**INPUT DATA**.
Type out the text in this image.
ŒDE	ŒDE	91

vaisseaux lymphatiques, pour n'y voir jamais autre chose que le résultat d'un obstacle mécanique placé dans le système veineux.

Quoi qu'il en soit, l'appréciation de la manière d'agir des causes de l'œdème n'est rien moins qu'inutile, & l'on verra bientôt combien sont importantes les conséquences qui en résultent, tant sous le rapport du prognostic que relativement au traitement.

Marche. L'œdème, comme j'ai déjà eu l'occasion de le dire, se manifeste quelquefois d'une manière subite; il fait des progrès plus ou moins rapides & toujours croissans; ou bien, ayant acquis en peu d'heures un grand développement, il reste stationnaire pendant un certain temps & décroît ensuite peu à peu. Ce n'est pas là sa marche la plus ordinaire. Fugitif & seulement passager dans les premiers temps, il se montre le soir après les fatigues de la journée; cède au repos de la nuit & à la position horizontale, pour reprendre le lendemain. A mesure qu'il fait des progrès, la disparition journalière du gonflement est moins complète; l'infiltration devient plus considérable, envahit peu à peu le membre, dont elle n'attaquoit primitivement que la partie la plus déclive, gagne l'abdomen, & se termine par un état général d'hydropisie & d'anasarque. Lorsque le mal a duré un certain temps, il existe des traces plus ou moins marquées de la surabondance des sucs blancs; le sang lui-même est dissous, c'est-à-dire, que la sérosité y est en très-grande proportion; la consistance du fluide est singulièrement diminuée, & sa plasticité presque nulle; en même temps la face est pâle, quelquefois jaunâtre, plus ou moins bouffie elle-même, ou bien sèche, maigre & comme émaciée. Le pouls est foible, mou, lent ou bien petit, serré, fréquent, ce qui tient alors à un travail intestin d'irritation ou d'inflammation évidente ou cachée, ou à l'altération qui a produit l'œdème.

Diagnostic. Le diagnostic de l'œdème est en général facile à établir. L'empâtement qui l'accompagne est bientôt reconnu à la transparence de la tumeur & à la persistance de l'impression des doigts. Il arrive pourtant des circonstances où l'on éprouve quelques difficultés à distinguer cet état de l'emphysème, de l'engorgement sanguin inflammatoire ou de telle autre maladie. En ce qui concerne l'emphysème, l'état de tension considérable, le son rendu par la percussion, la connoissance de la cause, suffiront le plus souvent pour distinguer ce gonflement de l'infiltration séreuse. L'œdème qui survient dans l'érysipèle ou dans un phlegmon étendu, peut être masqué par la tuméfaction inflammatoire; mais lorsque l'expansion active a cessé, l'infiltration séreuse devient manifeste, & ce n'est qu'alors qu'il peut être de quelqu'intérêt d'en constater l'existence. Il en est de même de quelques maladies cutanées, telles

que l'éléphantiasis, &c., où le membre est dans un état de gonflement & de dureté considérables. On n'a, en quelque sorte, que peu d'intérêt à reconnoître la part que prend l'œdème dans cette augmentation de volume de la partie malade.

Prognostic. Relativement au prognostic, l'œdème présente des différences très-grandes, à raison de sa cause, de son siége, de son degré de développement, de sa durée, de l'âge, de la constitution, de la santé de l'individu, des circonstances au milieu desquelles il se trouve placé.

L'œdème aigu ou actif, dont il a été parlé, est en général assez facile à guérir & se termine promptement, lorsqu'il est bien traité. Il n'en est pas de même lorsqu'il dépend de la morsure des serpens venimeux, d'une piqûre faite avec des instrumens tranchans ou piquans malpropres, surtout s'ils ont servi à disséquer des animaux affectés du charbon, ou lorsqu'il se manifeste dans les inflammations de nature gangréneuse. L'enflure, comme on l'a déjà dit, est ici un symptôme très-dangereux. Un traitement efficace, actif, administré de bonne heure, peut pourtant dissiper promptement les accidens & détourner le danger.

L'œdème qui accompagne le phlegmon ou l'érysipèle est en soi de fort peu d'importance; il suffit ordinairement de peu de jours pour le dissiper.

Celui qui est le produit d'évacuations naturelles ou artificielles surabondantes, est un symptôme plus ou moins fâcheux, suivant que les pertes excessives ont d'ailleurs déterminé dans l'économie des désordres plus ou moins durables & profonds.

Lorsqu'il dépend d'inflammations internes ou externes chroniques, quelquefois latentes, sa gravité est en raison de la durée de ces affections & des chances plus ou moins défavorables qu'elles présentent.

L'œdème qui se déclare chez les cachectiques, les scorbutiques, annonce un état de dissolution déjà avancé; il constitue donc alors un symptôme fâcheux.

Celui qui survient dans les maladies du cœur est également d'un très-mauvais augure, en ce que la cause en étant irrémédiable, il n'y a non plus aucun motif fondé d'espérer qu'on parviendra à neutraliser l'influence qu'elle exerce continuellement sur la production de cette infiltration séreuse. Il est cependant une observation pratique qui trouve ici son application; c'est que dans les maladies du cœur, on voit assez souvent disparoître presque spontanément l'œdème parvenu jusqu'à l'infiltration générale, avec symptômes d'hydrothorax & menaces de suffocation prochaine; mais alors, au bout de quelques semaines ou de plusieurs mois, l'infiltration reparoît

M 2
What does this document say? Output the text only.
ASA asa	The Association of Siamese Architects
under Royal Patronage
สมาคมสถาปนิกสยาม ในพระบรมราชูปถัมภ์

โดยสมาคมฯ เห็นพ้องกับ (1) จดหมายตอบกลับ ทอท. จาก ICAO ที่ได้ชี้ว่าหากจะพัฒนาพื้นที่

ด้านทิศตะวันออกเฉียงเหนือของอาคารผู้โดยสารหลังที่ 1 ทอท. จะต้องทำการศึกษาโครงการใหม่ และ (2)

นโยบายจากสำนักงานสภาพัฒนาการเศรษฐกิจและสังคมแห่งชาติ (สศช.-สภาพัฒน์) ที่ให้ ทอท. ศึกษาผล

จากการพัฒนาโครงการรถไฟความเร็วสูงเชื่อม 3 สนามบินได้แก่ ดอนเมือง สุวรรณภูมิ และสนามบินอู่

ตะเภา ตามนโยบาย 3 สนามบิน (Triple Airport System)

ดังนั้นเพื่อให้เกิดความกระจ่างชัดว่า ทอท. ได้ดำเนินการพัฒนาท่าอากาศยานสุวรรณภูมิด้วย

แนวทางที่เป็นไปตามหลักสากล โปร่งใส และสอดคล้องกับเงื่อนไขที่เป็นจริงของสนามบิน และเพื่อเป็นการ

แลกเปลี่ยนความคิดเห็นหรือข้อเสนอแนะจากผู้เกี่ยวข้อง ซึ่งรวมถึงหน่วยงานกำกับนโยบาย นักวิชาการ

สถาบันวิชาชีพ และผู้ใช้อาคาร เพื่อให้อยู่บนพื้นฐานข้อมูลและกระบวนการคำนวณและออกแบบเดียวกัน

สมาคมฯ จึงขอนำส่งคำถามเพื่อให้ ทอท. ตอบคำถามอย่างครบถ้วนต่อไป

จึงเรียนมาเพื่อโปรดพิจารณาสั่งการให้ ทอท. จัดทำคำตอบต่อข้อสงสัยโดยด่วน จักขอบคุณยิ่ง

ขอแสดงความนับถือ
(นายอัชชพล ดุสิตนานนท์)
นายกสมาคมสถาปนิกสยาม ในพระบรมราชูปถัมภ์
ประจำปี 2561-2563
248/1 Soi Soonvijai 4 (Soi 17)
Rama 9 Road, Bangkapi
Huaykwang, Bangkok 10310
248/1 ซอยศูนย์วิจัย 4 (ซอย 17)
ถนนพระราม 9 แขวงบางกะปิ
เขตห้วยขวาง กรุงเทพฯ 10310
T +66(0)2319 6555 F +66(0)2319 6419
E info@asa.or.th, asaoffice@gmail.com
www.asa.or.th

**GIVEN REQUEST**.
Would you restate each of the entries word for word?

**FINISHED ANSWER**.
Type out the text in this image.
ŒDE	ŒDE	91

vaisseaux lymphatiques, pour n'y voir jamais autre chose que le résultat d'un obstacle mécanique placé dans le système veineux.

Quoi qu'il en soit, l'appréciation de la manière d'agir des causes de l'œdème n'est rien moins qu'inutile, & l'on verra bientôt combien sont importantes les conséquences qui en résultent, tant sous le rapport du prognostic que relativement au traitement.

Marche. L'œdème, comme j'ai déjà eu l'occasion de le dire, se manifeste quelquefois d'une manière subite; il fait des progrès plus ou moins rapides & toujours croissans; ou bien, ayant acquis en peu d'heures un grand développement, il reste stationnaire pendant un certain temps & décroît ensuite peu à peu. Ce n'est pas là sa marche la plus ordinaire. Fugitif & seulement passager dans les premiers temps, il se montre le soir après les fatigues de la journée; cède au repos de la nuit & à la position horizontale, pour reprendre le lendemain. A mesure qu'il fait des progrès, la disparition journalière du gonflement est moins complète; l'infiltration devient plus considérable, envahit peu à peu le membre, dont elle n'attaquoit primitivement que la partie la plus déclive, gagne l'abdomen, & se termine par un état général d'hydropisie & d'anasarque. Lorsque le mal a duré un certain temps, il existe des traces plus ou moins marquées de la surabondance des sucs blancs; le sang lui-même est dissous, c'est-à-dire, que la sérosité y est en très-grande proportion; la consistance du fluide est singulièrement diminuée, & sa plasticité presque nulle; en même temps la face est pâle, quelquefois jaunâtre, plus ou moins bouffie elle-même, ou bien sèche, maigre & comme émaciée. Le pouls est foible, mou, lent ou bien petit, serré, fréquent, ce qui tient alors à un travail intestin d'irritation ou d'inflammation évidente ou cachée, ou à l'altération qui a produit l'œdème.

Diagnostic. Le diagnostic de l'œdème est en général facile à établir. L'empâtement qui l'accompagne est bientôt reconnu à la transparence de la tumeur & à la persistance de l'impression des doigts. Il arrive pourtant des circonstances où l'on éprouve quelques difficultés à distinguer cet état de l'emphysème, de l'engorgement sanguin inflammatoire ou de telle autre maladie. En ce qui concerne l'emphysème, l'état de tension considérable, le son rendu par la percussion, la connoissance de la cause, suffiront le plus souvent pour distinguer ce gonflement de l'infiltration séreuse. L'œdème qui survient dans l'érysipèle ou dans un phlegmon étendu, peut être masqué par la tuméfaction inflammatoire; mais lorsque l'expansion active a cessé, l'infiltration séreuse devient manifeste, & ce n'est qu'alors qu'il peut être de quelqu'intérêt d'en constater l'existence. Il en est de même de quelques maladies cutanées, telles

que l'éléphantiasis, &c., où le membre est dans un état de gonflement & de dureté considérables. On n'a, en quelque sorte, que peu d'intérêt à reconnoître la part que prend l'œdème dans cette augmentation de volume de la partie malade.

Prognostic. Relativement au prognostic, l'œdème présente des différences très-grandes, à raison de sa cause, de son siége, de son degré de développement, de sa durée, de l'âge, de la constitution, de la santé de l'individu, des circonstances au milieu desquelles il se trouve placé.

L'œdème aigu ou actif, dont il a été parlé, est en général assez facile à guérir & se termine promptement, lorsqu'il est bien traité. Il n'en est pas de même lorsqu'il dépend de la morsure des serpens venimeux, d'une piqûre faite avec des instrumens tranchans ou piquans malpropres, surtout s'ils ont servi à disséquer des animaux affectés du charbon, ou lorsqu'il se manifeste dans les inflammations de nature gangréneuse. L'enflure, comme on l'a déjà dit, est ici un symptôme très-dangereux. Un traitement efficace, actif, administré de bonne heure, peut pourtant dissiper promptement les accidens & détourner le danger.

L'œdème qui accompagne le phlegmon ou l'érysipèle est en soi de fort peu d'importance; il suffit ordinairement de peu de jours pour le dissiper.

Celui qui est le produit d'évacuations naturelles ou artificielles surabondantes, est un symptôme plus ou moins fâcheux, suivant que les pertes excessives ont d'ailleurs déterminé dans l'économie des désordres plus ou moins durables & profonds.

Lorsqu'il dépend d'inflammations internes ou externes chroniques, quelquefois latentes, sa gravité est en raison de la durée de ces affections & des chances plus ou moins défavorables qu'elles présentent.

L'œdème qui se déclare chez les cachectiques, les scorbutiques, annonce un état de dissolution déjà avancé; il constitue donc alors un symptôme fâcheux.

Celui qui survient dans les maladies du cœur est également d'un très-mauvais augure, en ce que la cause en étant irrémédiable, il n'y a non plus aucun motif fondé d'espérer qu'on parviendra à neutraliser l'influence qu'elle exerce continuellement sur la production de cette infiltration séreuse. Il est cependant une observation pratique qui trouve ici son application; c'est que dans les maladies du cœur, on voit assez souvent disparoître presque spontanément l'œdème parvenu jusqu'à l'infiltration générale, avec symptômes d'hydrothorax & menaces de suffocation prochaine; mais alors, au bout de quelques semaines ou de plusieurs mois, l'infiltration reparoît

M 2
What does this document say? Output the text only.
ASA asa	The Association of Siamese Architects
under Royal Patronage
สมาคมสถาปนิกสยาม ในพระบรมราชูปถัมภ์

โดยสมาคมฯ เห็นพ้องกับ (1) จดหมายตอบกลับ ทอท. จาก ICAO ที่ได้ชี้ว่าหากจะพัฒนาพื้นที่

ด้านทิศตะวันออกเฉียงเหนือของอาคารผู้โดยสารหลังที่ 1 ทอท. จะต้องทำการศึกษาโครงการใหม่ และ (2)

นโยบายจากสำนักงานสภาพัฒนาการเศรษฐกิจและสังคมแห่งชาติ (สศช.-สภาพัฒน์) ที่ให้ ทอท. ศึกษาผล

จากการพัฒนาโครงการรถไฟความเร็วสูงเชื่อม 3 สนามบินได้แก่ ดอนเมือง สุวรรณภูมิ และสนามบินอู่

ตะเภา ตามนโยบาย 3 สนามบิน (Triple Airport System)

ดังนั้นเพื่อให้เกิดความกระจ่างชัดว่า ทอท. ได้ดำเนินการพัฒนาท่าอากาศยานสุวรรณภูมิด้วย

แนวทางที่เป็นไปตามหลักสากล โปร่งใส และสอดคล้องกับเงื่อนไขที่เป็นจริงของสนามบิน และเพื่อเป็นการ

แลกเปลี่ยนความคิดเห็นหรือข้อเสนอแนะจากผู้เกี่ยวข้อง ซึ่งรวมถึงหน่วยงานกำกับนโยบาย นักวิชาการ

สถาบันวิชาชีพ และผู้ใช้อาคาร เพื่อให้อยู่บนพื้นฐานข้อมูลและกระบวนการคำนวณและออกแบบเดียวกัน

สมาคมฯ จึงขอนำส่งคำถามเพื่อให้ ทอท. ตอบคำถามอย่างครบถ้วนต่อไป

จึงเรียนมาเพื่อโปรดพิจารณาสั่งการให้ ทอท. จัดทำคำตอบต่อข้อสงสัยโดยด่วน จักขอบคุณยิ่ง

ขอแสดงความนับถือ
(นายอัชชพล ดุสิตนานนท์)
นายกสมาคมสถาปนิกสยาม ในพระบรมราชูปถัมภ์
ประจำปี 2561-2563
248/1 Soi Soonvijai 4 (Soi 17)
Rama 9 Road, Bangkapi
Huaykwang, Bangkok 10310
248/1 ซอยศูนย์วิจัย 4 (ซอย 17)
ถนนพระราม 9 แขวงบางกะปิ
เขตห้วยขวาง กรุงเทพฯ 10310
T +66(0)2319 6555 F +66(0)2319 6419
E info@asa.or.th, asaoffice@gmail.com
www.asa.or.th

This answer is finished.